Stored data ->
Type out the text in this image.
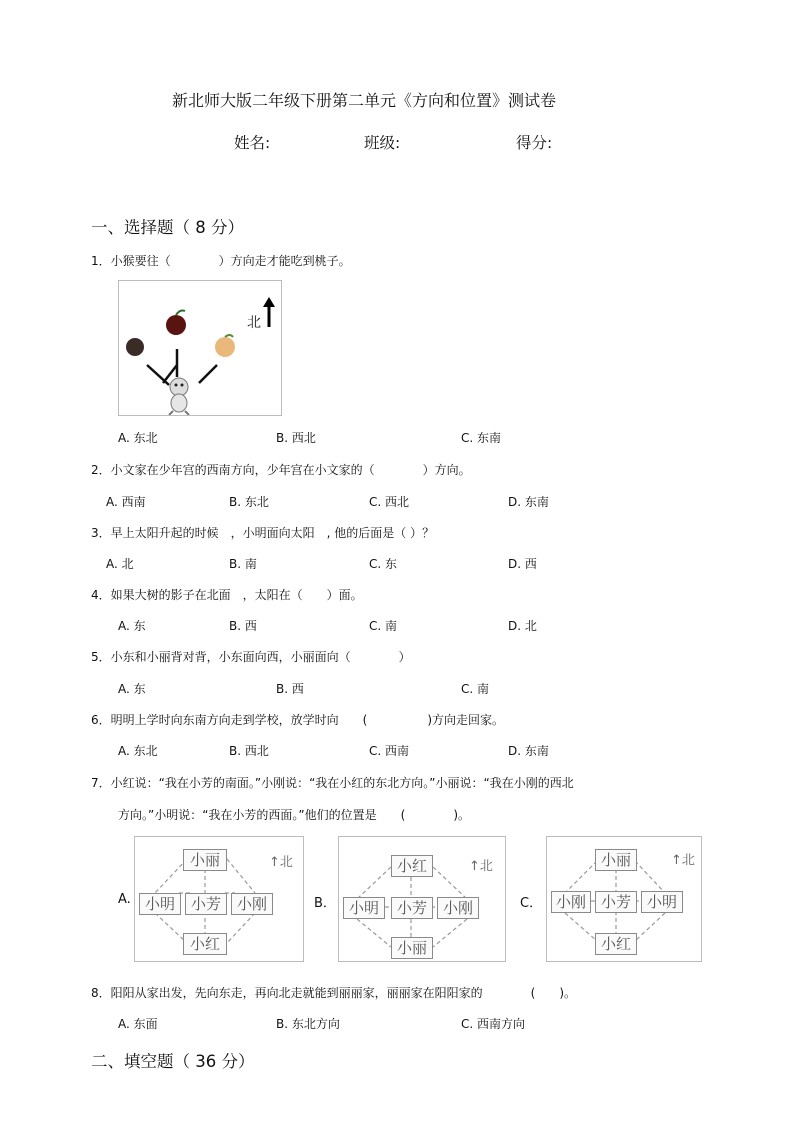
新北师大版二年级下册第二单元《方向和位置》测试卷
姓名:	班级:	得分:
一、选择题（ 8 分）
1．小猴要往（　　　　）方向走才能吃到桃子。
北
A. 东北	B. 西北	C. 东南
2．小文家在少年宫的西南方向，少年宫在小文家的（　　　　）方向。
A. 西南	B. 东北	C. 西北	D. 东南
3．早上太阳升起的时候　，小明面向太阳　, 他的后面是（ ）？
A. 北	B. 南	C. 东	D. 西
4．如果大树的影子在北面　，太阳在（　　）面。
A. 东	B. 西	C. 南	D. 北
5．小东和小丽背对背，小东面向西，小丽面向（　　　　）
A. 东	B. 西	C. 南
6．明明上学时向东南方向走到学校，放学时向　　(　　　　　)方向走回家。
A. 东北	B. 西北	C. 西南	D. 东南
7．小红说：“我在小芳的南面。”小刚说：“我在小红的东北方向。”小丽说：“我在小刚的西北
方向。”小明说：“我在小芳的西面。”他们的位置是　　(　　　　)。
A.
小丽
小明	小芳	小刚
小红
↑北
B．
小红
小明	小芳	小刚
小丽
↑北
C．
小丽
小刚 小芳	小明
小红
↑北
8．阳阳从家出发，先向东走，再向北走就能到丽丽家，丽丽家在阳阳家的　　　　(　　)。
A. 东面	B. 东北方向	C. 西南方向
二、填空题（ 36 分）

Required work ->
Could you reproduce every record above exactly, leaving out the pictures?

Exercise answer ->
Type out the text in this image.
新北师大版二年级下册第二单元《方向和位置》测试卷
姓名:	班级:	得分:
一、选择题（ 8 分）
1．小猴要往（　　　　）方向走才能吃到桃子。
北
A. 东北	B. 西北	C. 东南
2．小文家在少年宫的西南方向，少年宫在小文家的（　　　　）方向。
A. 西南	B. 东北	C. 西北	D. 东南
3．早上太阳升起的时候　，小明面向太阳　, 他的后面是（ ）？
A. 北	B. 南	C. 东	D. 西
4．如果大树的影子在北面　，太阳在（　　）面。
A. 东	B. 西	C. 南	D. 北
5．小东和小丽背对背，小东面向西，小丽面向（　　　　）
A. 东	B. 西	C. 南
6．明明上学时向东南方向走到学校，放学时向　　(　　　　　)方向走回家。
A. 东北	B. 西北	C. 西南	D. 东南
7．小红说：“我在小芳的南面。”小刚说：“我在小红的东北方向。”小丽说：“我在小刚的西北
方向。”小明说：“我在小芳的西面。”他们的位置是　　(　　　　)。
A.
小丽
小明	小芳	小刚
小红
↑北
B．
小红
小明	小芳	小刚
小丽
↑北
C．
小丽
小刚 小芳	小明
小红
↑北
8．阳阳从家出发，先向东走，再向北走就能到丽丽家，丽丽家在阳阳家的　　　　(　　)。
A. 东面	B. 东北方向	C. 西南方向
二、填空题（ 36 分）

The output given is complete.